> [WHAT NEEDS TO BE DONE]: Reproduce every line of the data below verbatim, omitting the pictures.

> [Element-and-box listings]:
-=-=-=-=-
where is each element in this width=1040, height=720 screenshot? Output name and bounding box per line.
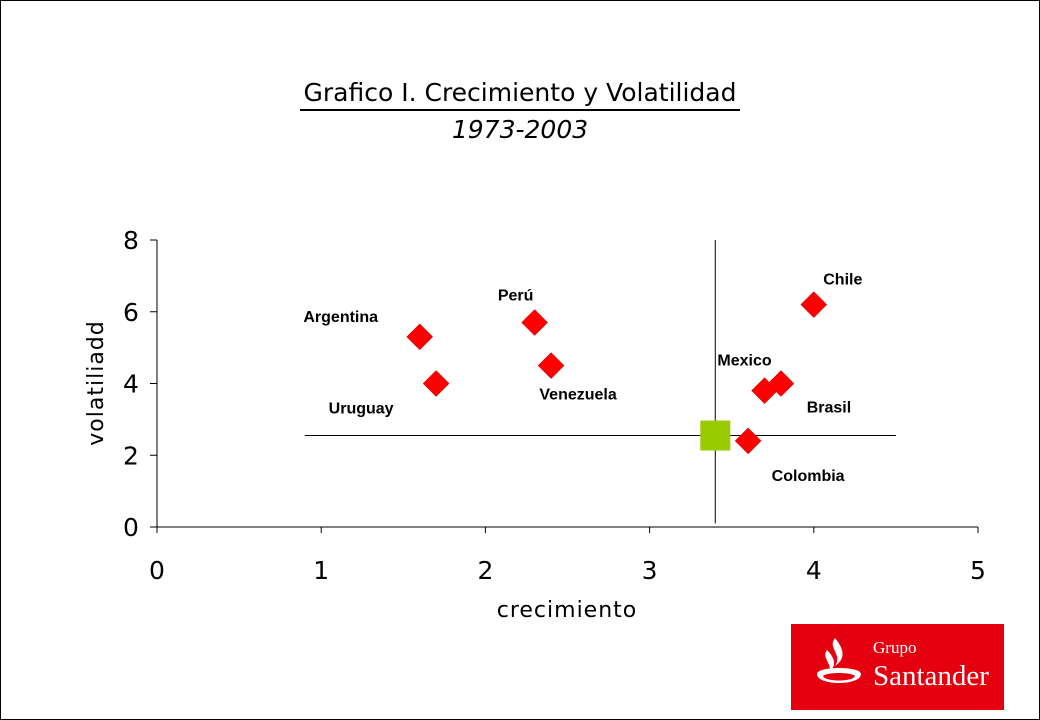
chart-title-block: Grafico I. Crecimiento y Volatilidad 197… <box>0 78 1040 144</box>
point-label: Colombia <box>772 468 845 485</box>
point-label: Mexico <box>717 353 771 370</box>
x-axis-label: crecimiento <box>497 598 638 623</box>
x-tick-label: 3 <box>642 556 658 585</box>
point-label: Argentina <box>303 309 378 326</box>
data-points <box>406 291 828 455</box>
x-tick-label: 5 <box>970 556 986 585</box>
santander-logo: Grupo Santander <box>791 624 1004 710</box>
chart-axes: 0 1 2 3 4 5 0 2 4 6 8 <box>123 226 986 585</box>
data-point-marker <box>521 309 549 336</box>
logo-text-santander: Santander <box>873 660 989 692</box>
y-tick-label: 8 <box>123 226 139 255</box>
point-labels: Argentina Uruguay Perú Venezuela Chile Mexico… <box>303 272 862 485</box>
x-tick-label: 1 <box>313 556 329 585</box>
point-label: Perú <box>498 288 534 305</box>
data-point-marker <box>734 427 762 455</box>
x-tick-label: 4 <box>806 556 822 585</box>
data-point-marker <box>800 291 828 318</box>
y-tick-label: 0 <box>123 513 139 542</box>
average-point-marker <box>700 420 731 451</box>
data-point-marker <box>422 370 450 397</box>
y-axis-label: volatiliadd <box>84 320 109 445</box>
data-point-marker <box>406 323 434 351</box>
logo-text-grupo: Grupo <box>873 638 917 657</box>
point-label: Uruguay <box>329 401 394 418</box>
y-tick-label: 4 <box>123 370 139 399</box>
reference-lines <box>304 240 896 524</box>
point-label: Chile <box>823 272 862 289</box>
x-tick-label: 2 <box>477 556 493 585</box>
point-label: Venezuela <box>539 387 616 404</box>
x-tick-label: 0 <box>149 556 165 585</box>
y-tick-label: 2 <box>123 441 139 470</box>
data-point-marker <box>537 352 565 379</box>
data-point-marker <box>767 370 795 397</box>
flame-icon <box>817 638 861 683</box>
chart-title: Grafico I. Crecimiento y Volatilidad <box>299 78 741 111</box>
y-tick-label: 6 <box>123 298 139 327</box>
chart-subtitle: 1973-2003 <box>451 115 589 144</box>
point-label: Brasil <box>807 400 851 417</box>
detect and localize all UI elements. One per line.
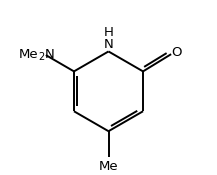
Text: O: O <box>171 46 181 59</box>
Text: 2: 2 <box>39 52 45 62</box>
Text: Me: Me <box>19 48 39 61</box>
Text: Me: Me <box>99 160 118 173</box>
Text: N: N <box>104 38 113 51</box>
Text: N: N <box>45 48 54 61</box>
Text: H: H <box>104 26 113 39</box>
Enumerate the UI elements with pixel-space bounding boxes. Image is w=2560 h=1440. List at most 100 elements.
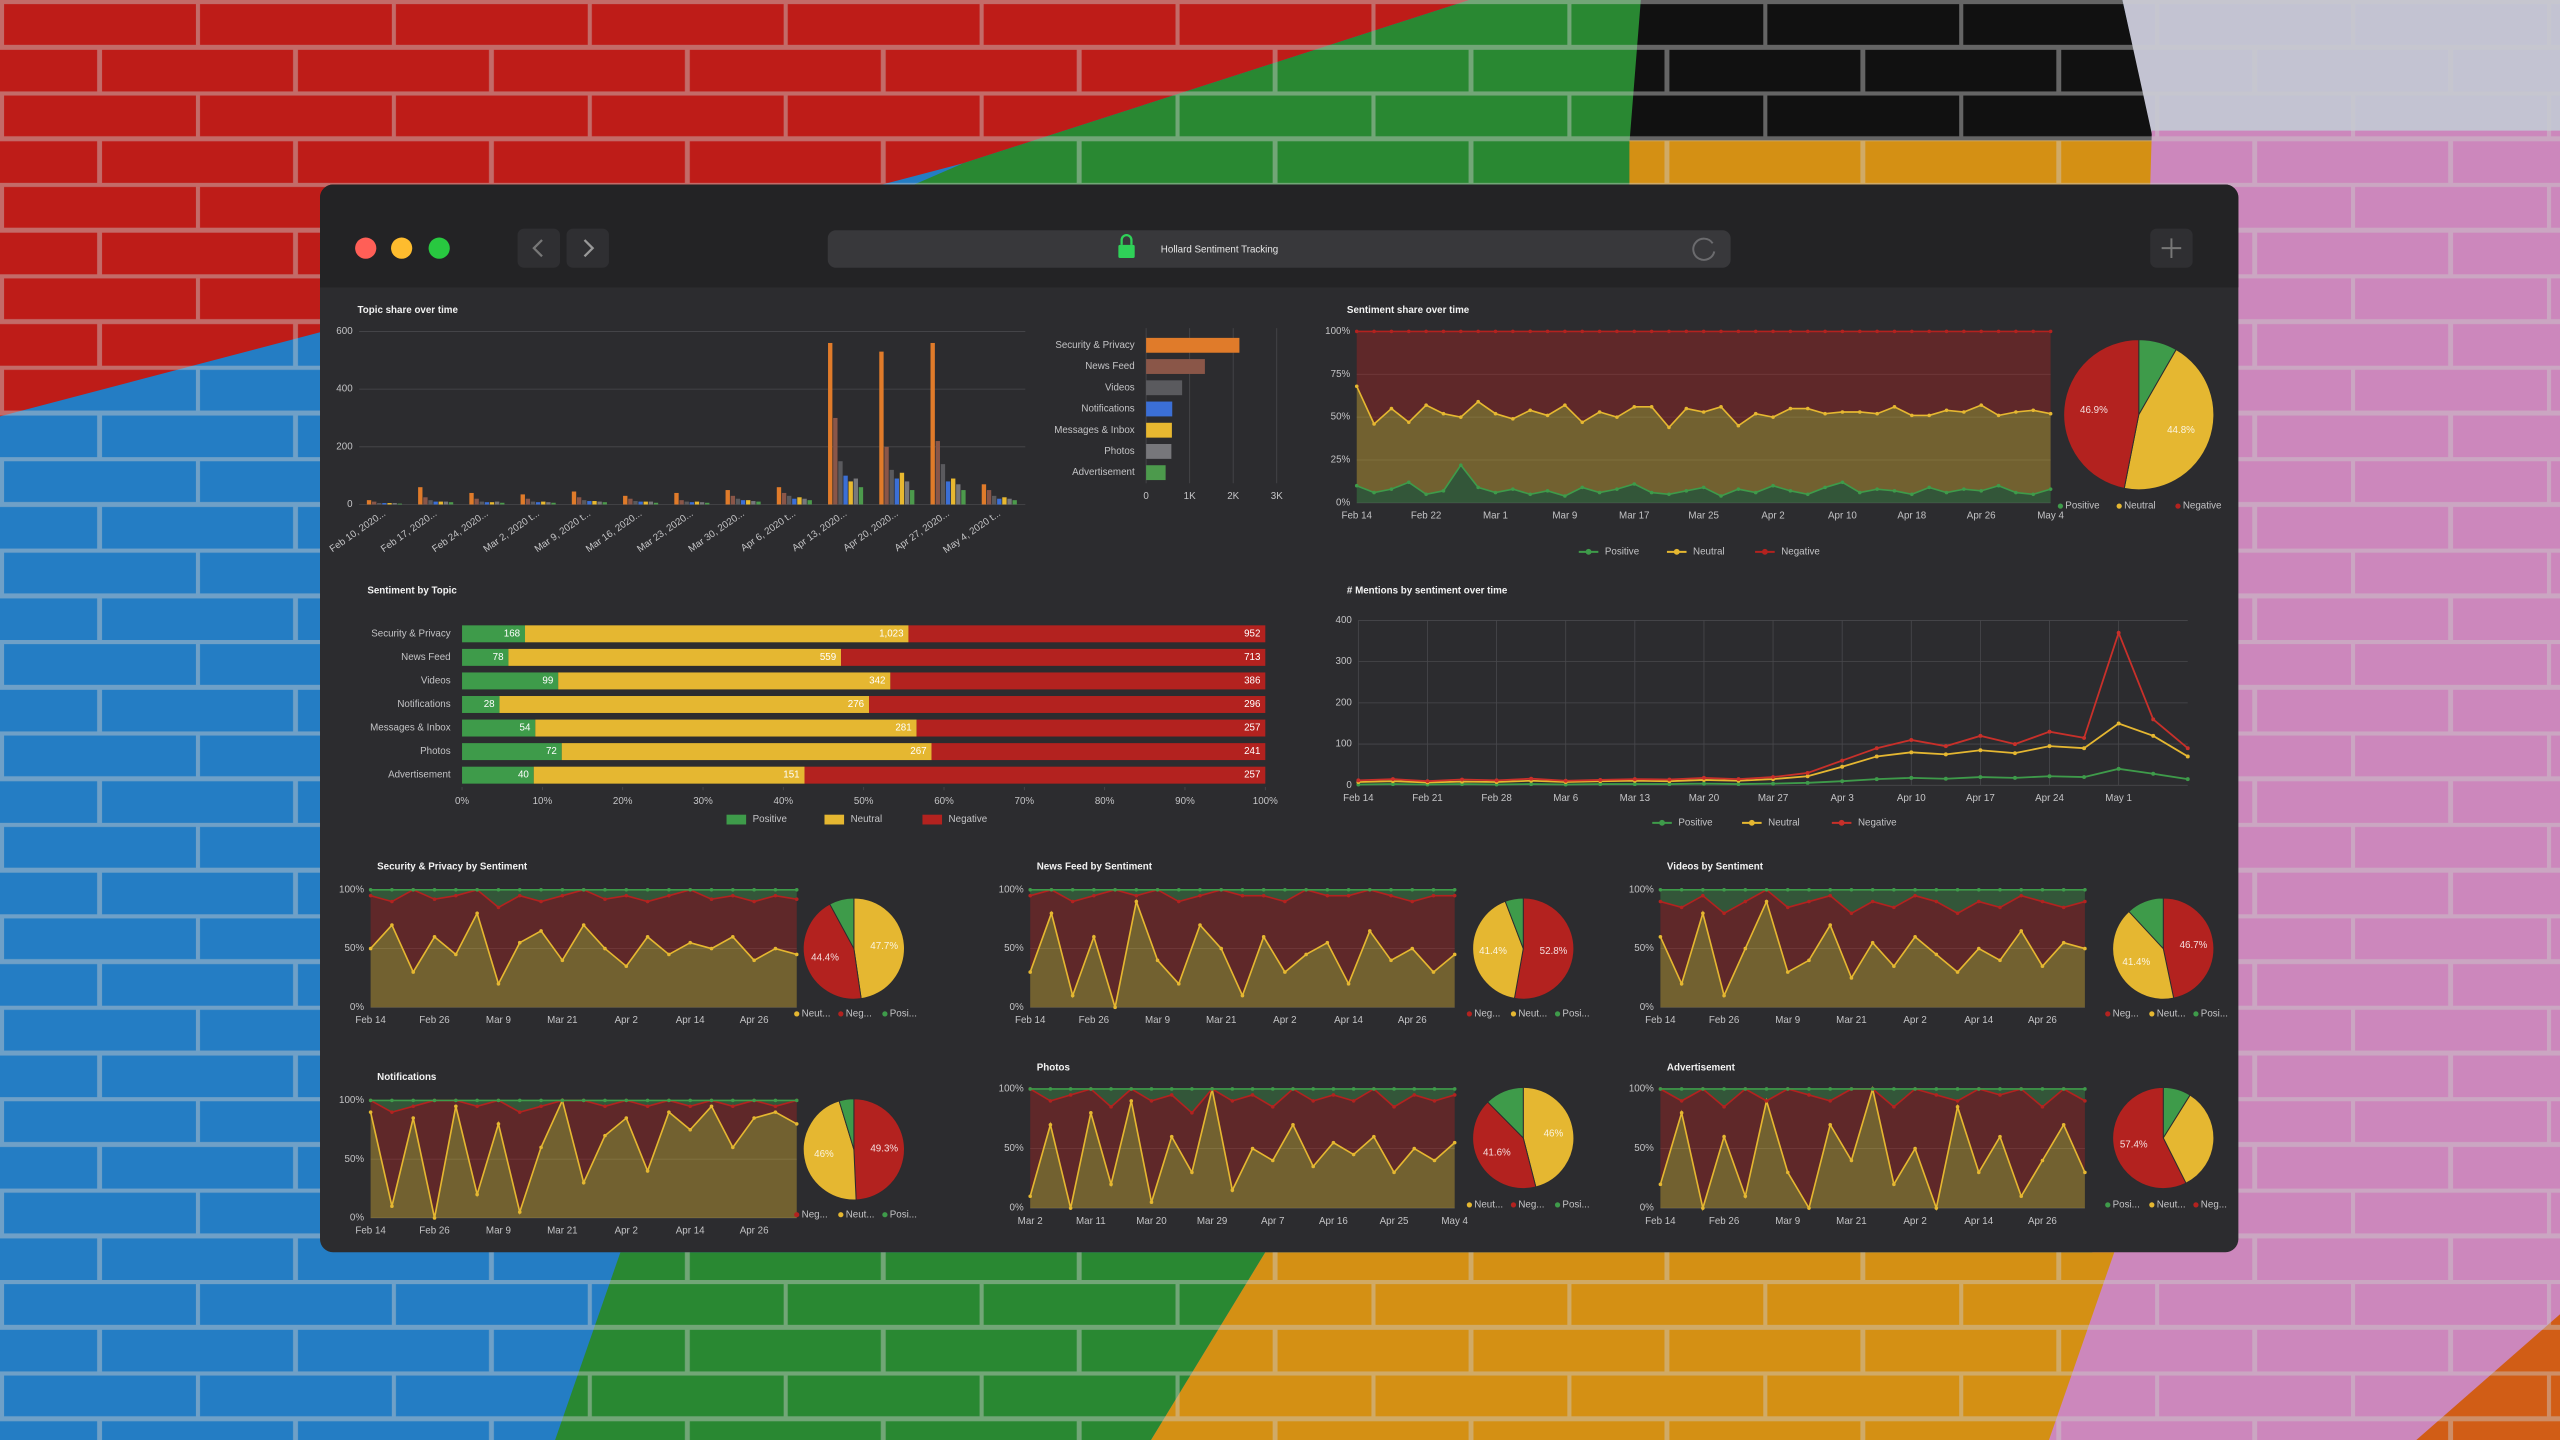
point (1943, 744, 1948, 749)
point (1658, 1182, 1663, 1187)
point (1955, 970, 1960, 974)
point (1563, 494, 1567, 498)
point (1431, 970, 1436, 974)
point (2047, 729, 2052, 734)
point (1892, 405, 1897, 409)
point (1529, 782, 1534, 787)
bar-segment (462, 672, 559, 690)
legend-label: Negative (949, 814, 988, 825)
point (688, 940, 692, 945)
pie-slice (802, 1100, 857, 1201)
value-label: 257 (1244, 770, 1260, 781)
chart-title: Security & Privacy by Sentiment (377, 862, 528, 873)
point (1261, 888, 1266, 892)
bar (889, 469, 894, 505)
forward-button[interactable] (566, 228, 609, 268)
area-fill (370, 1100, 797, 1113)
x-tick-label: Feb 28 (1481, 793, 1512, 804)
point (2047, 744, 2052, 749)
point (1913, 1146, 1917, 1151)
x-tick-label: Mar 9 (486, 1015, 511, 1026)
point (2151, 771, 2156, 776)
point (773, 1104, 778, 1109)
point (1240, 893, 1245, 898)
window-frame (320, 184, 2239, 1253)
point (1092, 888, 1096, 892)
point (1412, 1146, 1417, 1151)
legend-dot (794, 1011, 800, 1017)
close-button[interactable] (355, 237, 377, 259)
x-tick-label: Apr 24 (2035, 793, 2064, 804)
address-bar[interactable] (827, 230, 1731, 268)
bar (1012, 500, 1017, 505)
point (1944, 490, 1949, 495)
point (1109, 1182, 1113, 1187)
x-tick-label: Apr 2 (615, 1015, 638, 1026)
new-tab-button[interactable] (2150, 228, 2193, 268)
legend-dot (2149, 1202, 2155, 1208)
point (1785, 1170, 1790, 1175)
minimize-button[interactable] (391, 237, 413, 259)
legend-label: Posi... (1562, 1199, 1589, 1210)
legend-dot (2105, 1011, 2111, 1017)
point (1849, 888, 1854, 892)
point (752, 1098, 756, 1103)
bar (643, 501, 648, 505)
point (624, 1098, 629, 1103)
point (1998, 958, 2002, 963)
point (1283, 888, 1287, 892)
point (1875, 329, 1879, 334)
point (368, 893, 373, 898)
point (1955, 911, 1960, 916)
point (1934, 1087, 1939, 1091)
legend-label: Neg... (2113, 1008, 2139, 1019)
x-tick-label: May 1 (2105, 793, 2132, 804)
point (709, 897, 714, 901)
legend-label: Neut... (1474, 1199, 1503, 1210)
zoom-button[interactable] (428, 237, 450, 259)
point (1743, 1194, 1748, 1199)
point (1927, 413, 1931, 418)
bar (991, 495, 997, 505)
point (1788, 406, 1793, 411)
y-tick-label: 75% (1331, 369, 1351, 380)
-=-=-=-=-
> [RESULT FOR THIS TASK]:
where is each element in this width=1040, height=720 screenshot? Output name and bounding box per line.
chart-title-block: Grafico I. Crecimiento y Volatilidad 197… <box>0 78 1040 144</box>
point-label: Colombia <box>772 468 845 485</box>
point-label: Mexico <box>717 353 771 370</box>
x-axis-label: crecimiento <box>497 598 638 623</box>
x-tick-label: 3 <box>642 556 658 585</box>
point-label: Argentina <box>303 309 378 326</box>
data-points <box>406 291 828 455</box>
x-tick-label: 5 <box>970 556 986 585</box>
santander-logo: Grupo Santander <box>791 624 1004 710</box>
chart-axes: 0 1 2 3 4 5 0 2 4 6 8 <box>123 226 986 585</box>
data-point-marker <box>521 309 549 336</box>
logo-text-santander: Santander <box>873 660 989 692</box>
y-tick-label: 8 <box>123 226 139 255</box>
point-labels: Argentina Uruguay Perú Venezuela Chile Mexico… <box>303 272 862 485</box>
x-tick-label: 1 <box>313 556 329 585</box>
point-label: Perú <box>498 288 534 305</box>
data-point-marker <box>734 427 762 455</box>
x-tick-label: 4 <box>806 556 822 585</box>
data-point-marker <box>800 291 828 318</box>
y-tick-label: 0 <box>123 513 139 542</box>
average-point-marker <box>700 420 731 451</box>
data-point-marker <box>422 370 450 397</box>
y-axis-label: volatiliadd <box>84 320 109 445</box>
data-point-marker <box>406 323 434 351</box>
logo-text-grupo: Grupo <box>873 638 917 657</box>
point-label: Uruguay <box>329 401 394 418</box>
y-tick-label: 4 <box>123 370 139 399</box>
reference-lines <box>304 240 896 524</box>
point-label: Chile <box>823 272 862 289</box>
x-tick-label: 2 <box>477 556 493 585</box>
point-label: Venezuela <box>539 387 616 404</box>
x-tick-label: 0 <box>149 556 165 585</box>
y-tick-label: 2 <box>123 441 139 470</box>
data-point-marker <box>537 352 565 379</box>
data-point-marker <box>767 370 795 397</box>
flame-icon <box>817 638 861 683</box>
chart-title: Grafico I. Crecimiento y Volatilidad <box>299 78 741 111</box>
y-tick-label: 6 <box>123 298 139 327</box>
chart-subtitle: 1973-2003 <box>451 115 589 144</box>
point-label: Brasil <box>807 400 851 417</box>
detect and localize all UI elements. One per line.
Text: O: O <box>171 46 181 59</box>
Text: 2: 2 <box>39 52 45 62</box>
Text: Me: Me <box>19 48 39 61</box>
Text: Me: Me <box>99 160 118 173</box>
Text: N: N <box>104 38 113 51</box>
Text: N: N <box>45 48 54 61</box>
Text: H: H <box>104 26 113 39</box>
Enumerate the UI elements with pixel-space bounding boxes. Image is w=2560 h=1440. List at most 100 elements.
point (1943, 744, 1948, 749)
point (1658, 1182, 1663, 1187)
point (1955, 970, 1960, 974)
point (1563, 494, 1567, 498)
point (1431, 970, 1436, 974)
point (2047, 729, 2052, 734)
point (1892, 405, 1897, 409)
point (1529, 782, 1534, 787)
bar-segment (462, 672, 559, 690)
legend-label: Negative (949, 814, 988, 825)
point (688, 940, 692, 945)
pie-slice (802, 1100, 857, 1201)
value-label: 257 (1244, 770, 1260, 781)
chart-title: Security & Privacy by Sentiment (377, 862, 528, 873)
point (1261, 888, 1266, 892)
bar (889, 469, 894, 505)
forward-button[interactable] (566, 228, 609, 268)
area-fill (370, 1100, 797, 1113)
x-tick-label: Feb 28 (1481, 793, 1512, 804)
point (2047, 744, 2052, 749)
point (1913, 1146, 1917, 1151)
x-tick-label: Mar 9 (486, 1015, 511, 1026)
point (2151, 771, 2156, 776)
point (773, 1104, 778, 1109)
point (1240, 893, 1245, 898)
window-frame (320, 184, 2239, 1253)
point (1092, 888, 1096, 892)
point (1412, 1146, 1417, 1151)
legend-dot (794, 1011, 800, 1017)
close-button[interactable] (355, 237, 377, 259)
x-tick-label: Apr 24 (2035, 793, 2064, 804)
address-bar[interactable] (827, 230, 1731, 268)
bar (1012, 500, 1017, 505)
point (1944, 490, 1949, 495)
point (1109, 1182, 1113, 1187)
x-tick-label: Apr 2 (615, 1015, 638, 1026)
new-tab-button[interactable] (2150, 228, 2193, 268)
legend-dot (2149, 1202, 2155, 1208)
point (1785, 1170, 1790, 1175)
minimize-button[interactable] (391, 237, 413, 259)
legend-label: Posi... (1562, 1199, 1589, 1210)
legend-dot (2105, 1011, 2111, 1017)
point (1849, 888, 1854, 892)
point (752, 1098, 756, 1103)
bar (643, 501, 648, 505)
point (624, 1098, 629, 1103)
point (1998, 958, 2002, 963)
point (1283, 888, 1287, 892)
point (1875, 329, 1879, 334)
point (368, 893, 373, 898)
point (1955, 911, 1960, 916)
point (1934, 1087, 1939, 1091)
legend-label: Neg... (2113, 1008, 2139, 1019)
x-tick-label: May 1 (2105, 793, 2132, 804)
point (709, 897, 714, 901)
legend-label: Neut... (1474, 1199, 1503, 1210)
zoom-button[interactable] (428, 237, 450, 259)
point (1743, 1194, 1748, 1199)
point (1927, 413, 1931, 418)
bar (991, 495, 997, 505)
point (1788, 406, 1793, 411)
y-tick-label: 75% (1331, 369, 1351, 380)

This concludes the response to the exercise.